**Provided records:**

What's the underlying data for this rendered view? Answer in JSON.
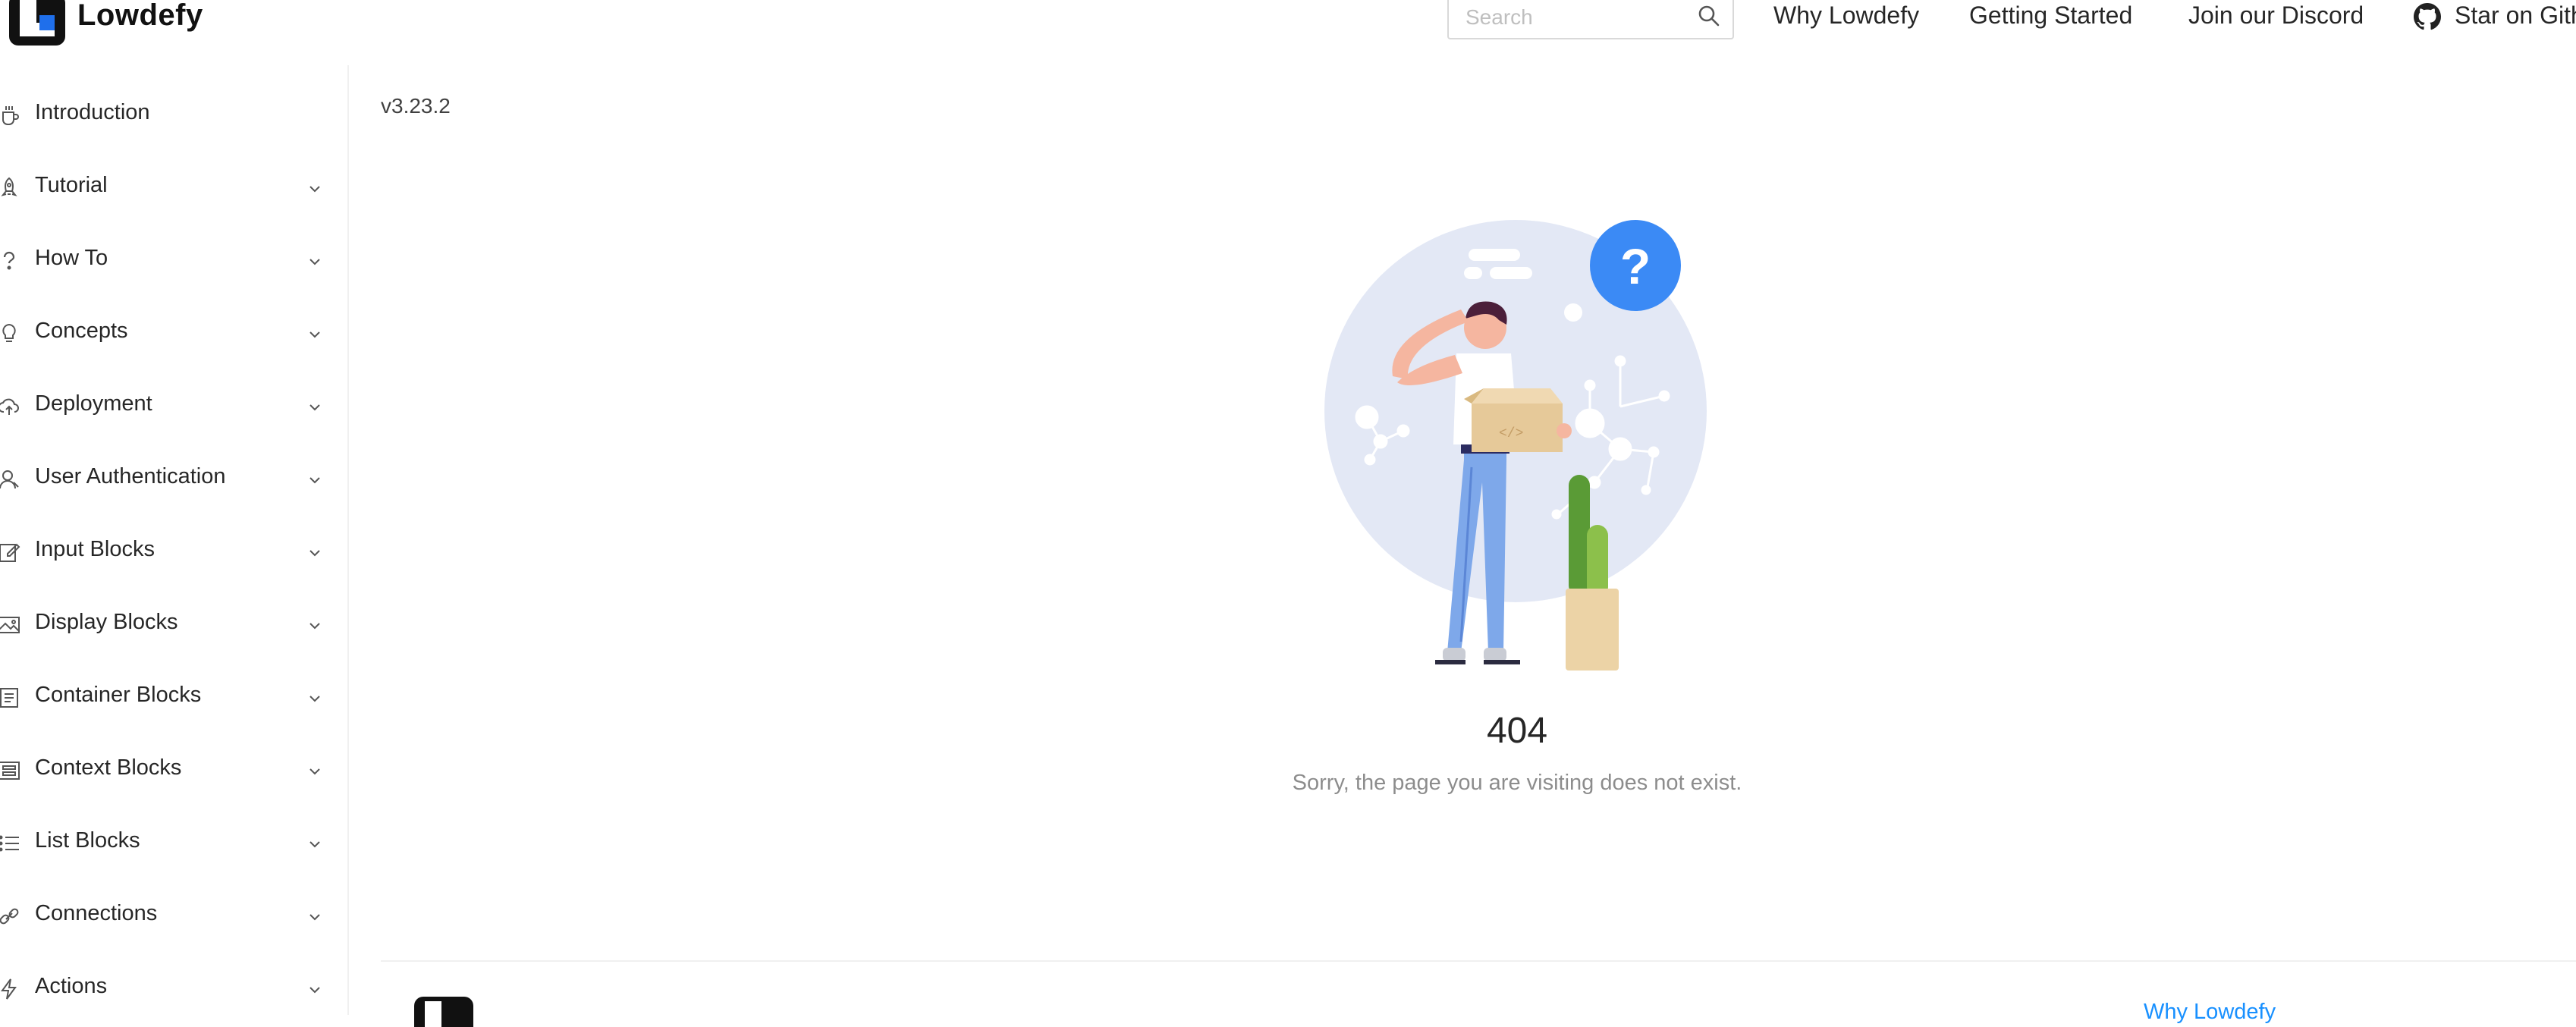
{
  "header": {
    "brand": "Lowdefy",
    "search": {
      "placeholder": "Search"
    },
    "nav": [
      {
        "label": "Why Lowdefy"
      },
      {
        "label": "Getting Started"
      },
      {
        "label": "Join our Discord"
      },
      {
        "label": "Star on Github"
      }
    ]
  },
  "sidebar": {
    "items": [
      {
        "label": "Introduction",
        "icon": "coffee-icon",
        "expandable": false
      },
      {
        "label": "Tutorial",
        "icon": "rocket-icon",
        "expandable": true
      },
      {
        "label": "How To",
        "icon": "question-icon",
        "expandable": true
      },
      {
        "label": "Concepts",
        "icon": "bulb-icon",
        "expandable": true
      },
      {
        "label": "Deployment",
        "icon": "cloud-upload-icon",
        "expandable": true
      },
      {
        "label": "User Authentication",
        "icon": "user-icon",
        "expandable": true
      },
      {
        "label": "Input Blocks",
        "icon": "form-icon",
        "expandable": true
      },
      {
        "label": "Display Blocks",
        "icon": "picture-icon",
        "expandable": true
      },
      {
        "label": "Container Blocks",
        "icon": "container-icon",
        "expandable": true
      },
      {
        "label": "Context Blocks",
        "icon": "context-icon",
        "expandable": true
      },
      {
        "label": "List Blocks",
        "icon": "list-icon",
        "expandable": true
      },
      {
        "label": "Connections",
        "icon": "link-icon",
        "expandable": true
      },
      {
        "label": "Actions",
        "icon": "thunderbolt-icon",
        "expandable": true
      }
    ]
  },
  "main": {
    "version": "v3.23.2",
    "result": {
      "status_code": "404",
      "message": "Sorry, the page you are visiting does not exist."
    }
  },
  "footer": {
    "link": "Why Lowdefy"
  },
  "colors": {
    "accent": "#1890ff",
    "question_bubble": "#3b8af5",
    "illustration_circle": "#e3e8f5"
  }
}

**Task goal:**
From start to finish, output the listing exactly, but omit its pictures.

**Answer to this task:**
What's the underlying data for this rendered view? Answer in JSON.
{
  "header": {
    "brand": "Lowdefy",
    "search": {
      "placeholder": "Search"
    },
    "nav": [
      {
        "label": "Why Lowdefy"
      },
      {
        "label": "Getting Started"
      },
      {
        "label": "Join our Discord"
      },
      {
        "label": "Star on Github"
      }
    ]
  },
  "sidebar": {
    "items": [
      {
        "label": "Introduction",
        "icon": "coffee-icon",
        "expandable": false
      },
      {
        "label": "Tutorial",
        "icon": "rocket-icon",
        "expandable": true
      },
      {
        "label": "How To",
        "icon": "question-icon",
        "expandable": true
      },
      {
        "label": "Concepts",
        "icon": "bulb-icon",
        "expandable": true
      },
      {
        "label": "Deployment",
        "icon": "cloud-upload-icon",
        "expandable": true
      },
      {
        "label": "User Authentication",
        "icon": "user-icon",
        "expandable": true
      },
      {
        "label": "Input Blocks",
        "icon": "form-icon",
        "expandable": true
      },
      {
        "label": "Display Blocks",
        "icon": "picture-icon",
        "expandable": true
      },
      {
        "label": "Container Blocks",
        "icon": "container-icon",
        "expandable": true
      },
      {
        "label": "Context Blocks",
        "icon": "context-icon",
        "expandable": true
      },
      {
        "label": "List Blocks",
        "icon": "list-icon",
        "expandable": true
      },
      {
        "label": "Connections",
        "icon": "link-icon",
        "expandable": true
      },
      {
        "label": "Actions",
        "icon": "thunderbolt-icon",
        "expandable": true
      }
    ]
  },
  "main": {
    "version": "v3.23.2",
    "result": {
      "status_code": "404",
      "message": "Sorry, the page you are visiting does not exist."
    }
  },
  "footer": {
    "link": "Why Lowdefy"
  },
  "colors": {
    "accent": "#1890ff",
    "question_bubble": "#3b8af5",
    "illustration_circle": "#e3e8f5"
  }
}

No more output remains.